__Exercise prompt__
Filter the listing below, copying every line in which the word "учётом" appears.

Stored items

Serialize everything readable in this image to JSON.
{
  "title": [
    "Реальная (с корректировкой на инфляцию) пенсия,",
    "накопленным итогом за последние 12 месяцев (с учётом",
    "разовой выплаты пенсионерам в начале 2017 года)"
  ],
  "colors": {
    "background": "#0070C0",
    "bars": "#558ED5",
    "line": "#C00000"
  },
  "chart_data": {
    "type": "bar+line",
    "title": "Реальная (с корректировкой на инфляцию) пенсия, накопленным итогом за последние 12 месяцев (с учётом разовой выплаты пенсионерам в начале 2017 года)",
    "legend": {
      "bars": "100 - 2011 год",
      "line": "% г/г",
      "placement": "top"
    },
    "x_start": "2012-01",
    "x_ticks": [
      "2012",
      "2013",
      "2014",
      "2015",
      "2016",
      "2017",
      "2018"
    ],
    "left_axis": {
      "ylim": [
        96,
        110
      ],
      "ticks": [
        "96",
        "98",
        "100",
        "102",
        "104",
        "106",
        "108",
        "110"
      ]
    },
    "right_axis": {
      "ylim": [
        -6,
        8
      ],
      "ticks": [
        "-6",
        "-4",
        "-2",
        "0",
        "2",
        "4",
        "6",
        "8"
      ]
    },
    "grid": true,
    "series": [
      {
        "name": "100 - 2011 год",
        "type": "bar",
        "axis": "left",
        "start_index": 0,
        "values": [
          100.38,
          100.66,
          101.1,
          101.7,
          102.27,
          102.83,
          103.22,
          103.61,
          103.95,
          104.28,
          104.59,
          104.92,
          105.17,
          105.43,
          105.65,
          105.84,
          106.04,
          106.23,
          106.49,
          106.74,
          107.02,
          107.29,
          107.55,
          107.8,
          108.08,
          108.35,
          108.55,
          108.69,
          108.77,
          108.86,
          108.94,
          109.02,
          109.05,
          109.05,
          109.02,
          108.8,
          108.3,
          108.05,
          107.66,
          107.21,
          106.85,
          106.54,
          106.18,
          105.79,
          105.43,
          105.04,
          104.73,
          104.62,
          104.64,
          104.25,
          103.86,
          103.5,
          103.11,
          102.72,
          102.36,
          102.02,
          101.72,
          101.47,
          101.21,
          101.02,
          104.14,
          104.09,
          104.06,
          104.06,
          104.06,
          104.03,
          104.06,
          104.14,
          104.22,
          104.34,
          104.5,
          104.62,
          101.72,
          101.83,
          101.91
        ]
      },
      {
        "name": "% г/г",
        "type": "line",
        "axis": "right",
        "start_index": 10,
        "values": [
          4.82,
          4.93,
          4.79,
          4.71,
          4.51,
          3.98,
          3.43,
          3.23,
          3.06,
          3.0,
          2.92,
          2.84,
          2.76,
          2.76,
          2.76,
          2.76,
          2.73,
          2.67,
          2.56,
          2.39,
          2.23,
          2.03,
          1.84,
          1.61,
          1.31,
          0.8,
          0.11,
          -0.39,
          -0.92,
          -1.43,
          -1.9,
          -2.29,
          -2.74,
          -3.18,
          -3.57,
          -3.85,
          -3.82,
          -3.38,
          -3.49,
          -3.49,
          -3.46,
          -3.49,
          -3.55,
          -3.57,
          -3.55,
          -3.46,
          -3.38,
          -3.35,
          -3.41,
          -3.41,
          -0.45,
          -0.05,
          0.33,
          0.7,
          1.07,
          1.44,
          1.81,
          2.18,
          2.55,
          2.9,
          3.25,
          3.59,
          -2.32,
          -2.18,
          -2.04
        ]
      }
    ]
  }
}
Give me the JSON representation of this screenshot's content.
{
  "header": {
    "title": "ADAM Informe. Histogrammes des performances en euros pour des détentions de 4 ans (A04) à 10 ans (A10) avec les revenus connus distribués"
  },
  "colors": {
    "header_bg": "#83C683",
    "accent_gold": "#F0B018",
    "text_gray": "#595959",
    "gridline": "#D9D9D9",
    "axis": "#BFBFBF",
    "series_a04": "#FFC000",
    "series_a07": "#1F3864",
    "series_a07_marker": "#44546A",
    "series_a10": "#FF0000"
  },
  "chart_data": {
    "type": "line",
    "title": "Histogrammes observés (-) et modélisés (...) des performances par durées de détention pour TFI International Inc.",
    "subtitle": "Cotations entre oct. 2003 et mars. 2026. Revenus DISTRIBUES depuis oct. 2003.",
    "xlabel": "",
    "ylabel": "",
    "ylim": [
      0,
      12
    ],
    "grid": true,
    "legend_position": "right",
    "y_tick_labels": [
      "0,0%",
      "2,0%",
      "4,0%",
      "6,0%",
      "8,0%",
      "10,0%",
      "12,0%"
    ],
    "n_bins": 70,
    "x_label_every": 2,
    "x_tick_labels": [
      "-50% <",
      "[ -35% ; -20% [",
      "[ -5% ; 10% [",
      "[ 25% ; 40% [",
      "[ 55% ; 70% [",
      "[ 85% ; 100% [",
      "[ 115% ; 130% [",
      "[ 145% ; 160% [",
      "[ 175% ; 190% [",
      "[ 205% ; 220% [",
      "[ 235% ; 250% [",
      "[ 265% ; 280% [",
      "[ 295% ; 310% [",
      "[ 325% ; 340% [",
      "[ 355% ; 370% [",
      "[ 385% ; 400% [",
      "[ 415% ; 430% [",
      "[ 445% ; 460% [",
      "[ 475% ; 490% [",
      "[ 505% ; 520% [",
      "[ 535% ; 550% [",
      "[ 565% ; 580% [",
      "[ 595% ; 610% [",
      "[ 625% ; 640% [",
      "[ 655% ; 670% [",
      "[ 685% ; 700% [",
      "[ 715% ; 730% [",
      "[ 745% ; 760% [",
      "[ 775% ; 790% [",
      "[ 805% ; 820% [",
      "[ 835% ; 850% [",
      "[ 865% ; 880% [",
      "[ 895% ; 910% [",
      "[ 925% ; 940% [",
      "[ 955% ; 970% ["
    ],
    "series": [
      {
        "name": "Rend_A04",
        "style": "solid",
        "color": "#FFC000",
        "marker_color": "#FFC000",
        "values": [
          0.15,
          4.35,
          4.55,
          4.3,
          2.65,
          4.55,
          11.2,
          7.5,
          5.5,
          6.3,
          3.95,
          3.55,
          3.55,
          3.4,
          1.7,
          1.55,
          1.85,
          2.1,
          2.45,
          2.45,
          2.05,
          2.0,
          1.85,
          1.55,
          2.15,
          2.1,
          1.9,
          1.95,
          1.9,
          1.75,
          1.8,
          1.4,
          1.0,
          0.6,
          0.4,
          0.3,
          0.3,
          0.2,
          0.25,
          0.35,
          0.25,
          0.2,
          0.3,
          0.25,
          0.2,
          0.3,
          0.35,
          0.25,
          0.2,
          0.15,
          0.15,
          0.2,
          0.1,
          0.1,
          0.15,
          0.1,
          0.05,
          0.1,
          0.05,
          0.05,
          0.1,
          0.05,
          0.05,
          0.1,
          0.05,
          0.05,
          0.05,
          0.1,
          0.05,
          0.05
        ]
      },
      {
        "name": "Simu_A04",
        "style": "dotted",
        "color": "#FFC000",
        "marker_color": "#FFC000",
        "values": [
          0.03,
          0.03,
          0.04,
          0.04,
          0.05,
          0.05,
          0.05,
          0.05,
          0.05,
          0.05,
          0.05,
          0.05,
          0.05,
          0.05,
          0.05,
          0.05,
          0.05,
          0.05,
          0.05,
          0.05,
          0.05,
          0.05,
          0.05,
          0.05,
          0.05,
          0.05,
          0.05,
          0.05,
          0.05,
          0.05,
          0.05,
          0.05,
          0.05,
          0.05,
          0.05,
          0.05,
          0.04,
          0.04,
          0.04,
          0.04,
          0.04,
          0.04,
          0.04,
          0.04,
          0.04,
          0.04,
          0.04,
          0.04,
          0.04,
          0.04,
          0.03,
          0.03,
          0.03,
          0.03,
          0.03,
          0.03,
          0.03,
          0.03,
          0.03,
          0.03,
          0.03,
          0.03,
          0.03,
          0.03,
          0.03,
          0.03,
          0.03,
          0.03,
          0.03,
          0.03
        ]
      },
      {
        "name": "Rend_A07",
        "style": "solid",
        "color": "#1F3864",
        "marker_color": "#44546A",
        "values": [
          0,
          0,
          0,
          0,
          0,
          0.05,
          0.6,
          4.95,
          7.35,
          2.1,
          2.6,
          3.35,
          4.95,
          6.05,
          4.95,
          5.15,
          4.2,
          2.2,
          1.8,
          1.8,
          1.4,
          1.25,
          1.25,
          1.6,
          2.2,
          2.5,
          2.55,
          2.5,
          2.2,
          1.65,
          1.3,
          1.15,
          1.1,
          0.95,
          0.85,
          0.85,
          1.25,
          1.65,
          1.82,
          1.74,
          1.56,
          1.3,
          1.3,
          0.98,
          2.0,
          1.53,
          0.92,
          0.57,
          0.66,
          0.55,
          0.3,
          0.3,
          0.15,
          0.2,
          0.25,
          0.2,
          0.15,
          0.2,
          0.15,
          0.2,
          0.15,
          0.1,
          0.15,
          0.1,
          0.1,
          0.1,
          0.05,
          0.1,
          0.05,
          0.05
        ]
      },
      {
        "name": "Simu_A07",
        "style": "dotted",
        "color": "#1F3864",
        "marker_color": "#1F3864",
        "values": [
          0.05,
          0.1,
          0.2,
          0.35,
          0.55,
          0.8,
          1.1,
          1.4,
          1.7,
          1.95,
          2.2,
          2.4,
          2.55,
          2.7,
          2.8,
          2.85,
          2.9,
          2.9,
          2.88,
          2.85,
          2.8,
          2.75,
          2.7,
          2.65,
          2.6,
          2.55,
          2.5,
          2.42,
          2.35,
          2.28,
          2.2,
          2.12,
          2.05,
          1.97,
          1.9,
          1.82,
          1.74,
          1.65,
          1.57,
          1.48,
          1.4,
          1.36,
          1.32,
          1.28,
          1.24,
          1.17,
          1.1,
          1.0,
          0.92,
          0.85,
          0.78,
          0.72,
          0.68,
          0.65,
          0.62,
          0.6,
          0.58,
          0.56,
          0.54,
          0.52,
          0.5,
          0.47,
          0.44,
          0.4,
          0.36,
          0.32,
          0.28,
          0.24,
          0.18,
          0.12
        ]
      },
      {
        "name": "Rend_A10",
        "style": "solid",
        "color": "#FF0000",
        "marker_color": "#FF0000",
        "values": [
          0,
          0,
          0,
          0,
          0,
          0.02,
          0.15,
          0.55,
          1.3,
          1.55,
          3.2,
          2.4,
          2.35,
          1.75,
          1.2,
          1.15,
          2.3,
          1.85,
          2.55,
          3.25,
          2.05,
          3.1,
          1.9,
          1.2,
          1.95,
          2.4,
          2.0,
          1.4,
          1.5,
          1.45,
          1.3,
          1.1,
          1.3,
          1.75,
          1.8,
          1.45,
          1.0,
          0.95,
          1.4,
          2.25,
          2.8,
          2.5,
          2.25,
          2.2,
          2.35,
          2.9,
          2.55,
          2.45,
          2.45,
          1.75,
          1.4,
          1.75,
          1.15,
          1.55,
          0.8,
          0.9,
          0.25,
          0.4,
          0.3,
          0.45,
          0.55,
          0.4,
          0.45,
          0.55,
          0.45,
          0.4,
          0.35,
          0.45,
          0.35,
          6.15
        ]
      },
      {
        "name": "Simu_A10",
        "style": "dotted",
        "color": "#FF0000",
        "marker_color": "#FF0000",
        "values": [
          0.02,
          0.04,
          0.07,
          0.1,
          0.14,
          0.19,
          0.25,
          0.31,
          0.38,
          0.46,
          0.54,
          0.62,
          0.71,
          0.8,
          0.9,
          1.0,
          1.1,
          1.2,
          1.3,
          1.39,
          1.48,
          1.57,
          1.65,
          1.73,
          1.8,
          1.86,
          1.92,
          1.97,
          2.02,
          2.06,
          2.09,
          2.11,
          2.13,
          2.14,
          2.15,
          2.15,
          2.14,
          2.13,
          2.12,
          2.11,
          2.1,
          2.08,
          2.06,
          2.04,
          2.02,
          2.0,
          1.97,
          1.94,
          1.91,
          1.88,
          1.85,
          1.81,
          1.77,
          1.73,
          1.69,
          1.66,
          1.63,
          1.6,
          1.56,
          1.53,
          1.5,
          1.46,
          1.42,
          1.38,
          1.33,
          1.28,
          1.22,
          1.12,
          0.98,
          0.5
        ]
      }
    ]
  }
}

__Finished exercise__
    "накопленным итогом за последние 12 месяцев (с учётом",
    "title": "Реальная (с корректировкой на инфляцию) пенсия, накопленным итогом за последние 12 месяцев (с учётом разовой выплаты пенсионерам в начале 2017 года)",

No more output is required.